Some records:
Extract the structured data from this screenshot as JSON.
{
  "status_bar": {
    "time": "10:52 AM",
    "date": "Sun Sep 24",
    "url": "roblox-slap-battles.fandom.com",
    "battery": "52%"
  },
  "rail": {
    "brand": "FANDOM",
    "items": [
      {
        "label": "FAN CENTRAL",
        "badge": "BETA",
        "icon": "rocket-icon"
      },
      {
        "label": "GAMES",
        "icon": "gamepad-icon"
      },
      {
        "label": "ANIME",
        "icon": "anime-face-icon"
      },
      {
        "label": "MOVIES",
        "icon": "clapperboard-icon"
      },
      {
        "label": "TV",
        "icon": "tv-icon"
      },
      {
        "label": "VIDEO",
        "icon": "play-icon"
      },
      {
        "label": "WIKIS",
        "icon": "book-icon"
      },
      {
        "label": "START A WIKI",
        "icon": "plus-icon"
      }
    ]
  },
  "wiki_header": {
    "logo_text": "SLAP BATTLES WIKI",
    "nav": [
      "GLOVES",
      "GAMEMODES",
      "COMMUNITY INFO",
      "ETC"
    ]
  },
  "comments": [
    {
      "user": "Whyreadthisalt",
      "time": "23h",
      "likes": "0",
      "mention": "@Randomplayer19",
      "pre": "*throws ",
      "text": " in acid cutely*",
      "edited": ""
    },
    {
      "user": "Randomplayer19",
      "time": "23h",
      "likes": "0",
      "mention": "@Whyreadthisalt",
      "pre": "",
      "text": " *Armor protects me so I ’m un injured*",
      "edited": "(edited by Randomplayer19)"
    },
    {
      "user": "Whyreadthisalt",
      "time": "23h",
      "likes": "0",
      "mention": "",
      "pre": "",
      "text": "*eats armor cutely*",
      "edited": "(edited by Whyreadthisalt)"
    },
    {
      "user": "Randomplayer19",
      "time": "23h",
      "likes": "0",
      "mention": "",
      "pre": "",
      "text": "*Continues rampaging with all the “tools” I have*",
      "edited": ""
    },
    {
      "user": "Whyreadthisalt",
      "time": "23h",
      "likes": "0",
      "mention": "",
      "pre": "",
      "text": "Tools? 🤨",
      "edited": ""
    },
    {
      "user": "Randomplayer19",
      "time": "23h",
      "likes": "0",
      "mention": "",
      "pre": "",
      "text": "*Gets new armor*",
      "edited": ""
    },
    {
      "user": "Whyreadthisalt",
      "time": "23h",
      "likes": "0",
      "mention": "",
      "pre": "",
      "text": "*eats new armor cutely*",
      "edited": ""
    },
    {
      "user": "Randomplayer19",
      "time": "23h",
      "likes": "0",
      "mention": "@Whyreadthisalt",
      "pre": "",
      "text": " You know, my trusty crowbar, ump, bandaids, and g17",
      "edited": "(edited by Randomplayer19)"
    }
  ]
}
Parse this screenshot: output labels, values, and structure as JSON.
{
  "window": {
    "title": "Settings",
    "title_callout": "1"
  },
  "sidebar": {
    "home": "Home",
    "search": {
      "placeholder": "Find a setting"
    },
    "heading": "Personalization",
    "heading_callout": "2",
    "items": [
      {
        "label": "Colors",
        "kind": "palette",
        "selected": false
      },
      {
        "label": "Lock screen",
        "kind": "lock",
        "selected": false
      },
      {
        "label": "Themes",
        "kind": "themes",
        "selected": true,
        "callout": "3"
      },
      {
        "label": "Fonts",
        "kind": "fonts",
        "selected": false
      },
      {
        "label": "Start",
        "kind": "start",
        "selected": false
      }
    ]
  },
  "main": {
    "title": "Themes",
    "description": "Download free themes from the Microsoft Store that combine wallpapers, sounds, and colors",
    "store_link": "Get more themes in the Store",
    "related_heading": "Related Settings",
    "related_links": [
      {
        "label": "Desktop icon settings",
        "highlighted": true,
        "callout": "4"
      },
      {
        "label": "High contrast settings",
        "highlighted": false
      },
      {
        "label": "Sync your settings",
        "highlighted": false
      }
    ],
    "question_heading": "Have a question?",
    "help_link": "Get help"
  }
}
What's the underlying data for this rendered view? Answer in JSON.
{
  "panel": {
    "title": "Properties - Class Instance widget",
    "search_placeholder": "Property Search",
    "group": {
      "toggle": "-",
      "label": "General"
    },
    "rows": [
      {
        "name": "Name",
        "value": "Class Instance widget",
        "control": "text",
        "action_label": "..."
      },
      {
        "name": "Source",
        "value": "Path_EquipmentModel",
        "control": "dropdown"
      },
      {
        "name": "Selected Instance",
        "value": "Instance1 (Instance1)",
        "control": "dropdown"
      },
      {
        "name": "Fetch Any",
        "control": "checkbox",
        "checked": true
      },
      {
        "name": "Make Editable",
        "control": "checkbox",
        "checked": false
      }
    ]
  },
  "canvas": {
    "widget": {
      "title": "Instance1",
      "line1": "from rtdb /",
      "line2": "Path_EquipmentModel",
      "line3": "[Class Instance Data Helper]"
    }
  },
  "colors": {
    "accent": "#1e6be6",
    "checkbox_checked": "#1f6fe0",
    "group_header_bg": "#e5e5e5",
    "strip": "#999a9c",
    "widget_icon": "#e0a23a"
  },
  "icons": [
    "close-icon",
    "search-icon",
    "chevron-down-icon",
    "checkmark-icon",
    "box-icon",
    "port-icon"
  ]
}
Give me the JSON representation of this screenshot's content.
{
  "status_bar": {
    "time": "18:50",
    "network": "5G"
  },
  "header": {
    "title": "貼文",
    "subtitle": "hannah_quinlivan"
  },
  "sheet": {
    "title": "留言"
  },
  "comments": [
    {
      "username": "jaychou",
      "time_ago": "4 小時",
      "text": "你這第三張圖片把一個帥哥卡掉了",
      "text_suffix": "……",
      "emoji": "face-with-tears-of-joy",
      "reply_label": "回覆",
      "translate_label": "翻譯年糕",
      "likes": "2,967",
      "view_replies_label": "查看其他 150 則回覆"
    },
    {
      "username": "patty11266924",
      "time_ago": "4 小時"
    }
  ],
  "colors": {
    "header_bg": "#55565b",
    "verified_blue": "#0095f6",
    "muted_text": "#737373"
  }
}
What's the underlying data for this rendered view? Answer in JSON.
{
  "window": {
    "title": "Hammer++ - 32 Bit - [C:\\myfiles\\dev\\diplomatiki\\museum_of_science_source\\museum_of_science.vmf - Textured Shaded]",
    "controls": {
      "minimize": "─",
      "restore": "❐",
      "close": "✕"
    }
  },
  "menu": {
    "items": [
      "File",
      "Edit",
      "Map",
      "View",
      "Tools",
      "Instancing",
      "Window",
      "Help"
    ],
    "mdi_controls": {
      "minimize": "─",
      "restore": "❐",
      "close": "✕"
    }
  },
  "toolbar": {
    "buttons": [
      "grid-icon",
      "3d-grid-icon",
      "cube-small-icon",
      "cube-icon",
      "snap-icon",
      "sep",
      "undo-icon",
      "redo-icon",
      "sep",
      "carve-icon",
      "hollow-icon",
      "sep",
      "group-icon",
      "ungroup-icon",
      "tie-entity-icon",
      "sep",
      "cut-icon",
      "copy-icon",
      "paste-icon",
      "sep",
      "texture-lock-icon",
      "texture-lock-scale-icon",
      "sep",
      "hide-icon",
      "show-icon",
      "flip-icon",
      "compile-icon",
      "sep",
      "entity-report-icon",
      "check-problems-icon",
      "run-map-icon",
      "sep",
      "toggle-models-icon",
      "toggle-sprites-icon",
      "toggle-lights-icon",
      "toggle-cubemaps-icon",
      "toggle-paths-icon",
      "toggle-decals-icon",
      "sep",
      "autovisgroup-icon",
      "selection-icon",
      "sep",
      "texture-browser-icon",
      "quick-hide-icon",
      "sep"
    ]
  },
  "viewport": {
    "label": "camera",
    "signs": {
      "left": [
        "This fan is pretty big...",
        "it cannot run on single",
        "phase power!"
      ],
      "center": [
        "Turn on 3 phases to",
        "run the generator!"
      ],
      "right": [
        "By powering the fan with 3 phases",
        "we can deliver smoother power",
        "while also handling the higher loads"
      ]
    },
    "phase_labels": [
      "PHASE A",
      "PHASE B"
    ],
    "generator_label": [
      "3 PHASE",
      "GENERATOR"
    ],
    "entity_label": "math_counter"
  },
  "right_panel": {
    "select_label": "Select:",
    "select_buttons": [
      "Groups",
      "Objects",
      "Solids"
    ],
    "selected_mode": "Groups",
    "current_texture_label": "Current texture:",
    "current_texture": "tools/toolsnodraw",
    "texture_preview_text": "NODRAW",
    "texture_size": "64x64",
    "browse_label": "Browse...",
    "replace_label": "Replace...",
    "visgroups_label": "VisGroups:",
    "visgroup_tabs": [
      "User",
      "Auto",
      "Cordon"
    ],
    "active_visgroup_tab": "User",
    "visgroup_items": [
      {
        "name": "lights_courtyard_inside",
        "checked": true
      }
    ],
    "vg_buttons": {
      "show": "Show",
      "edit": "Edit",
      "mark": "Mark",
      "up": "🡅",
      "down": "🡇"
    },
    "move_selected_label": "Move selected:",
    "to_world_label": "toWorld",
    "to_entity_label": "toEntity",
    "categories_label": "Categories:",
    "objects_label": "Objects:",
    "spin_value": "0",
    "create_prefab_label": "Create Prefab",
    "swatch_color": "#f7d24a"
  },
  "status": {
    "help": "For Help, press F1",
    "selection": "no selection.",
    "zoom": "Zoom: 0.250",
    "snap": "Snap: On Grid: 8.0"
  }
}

Task details:
Which lines of the data include "JSON"? Copy each of them.

Solved exercise:
Extract the structured data from this screenshot as JSON.
Parse this screenshot: output labels, values, and structure as JSON.
What's the underlying data for this rendered view? Answer in JSON.
Give me the JSON representation of this screenshot's content.
What's the underlying data for this rendered view? Answer in JSON.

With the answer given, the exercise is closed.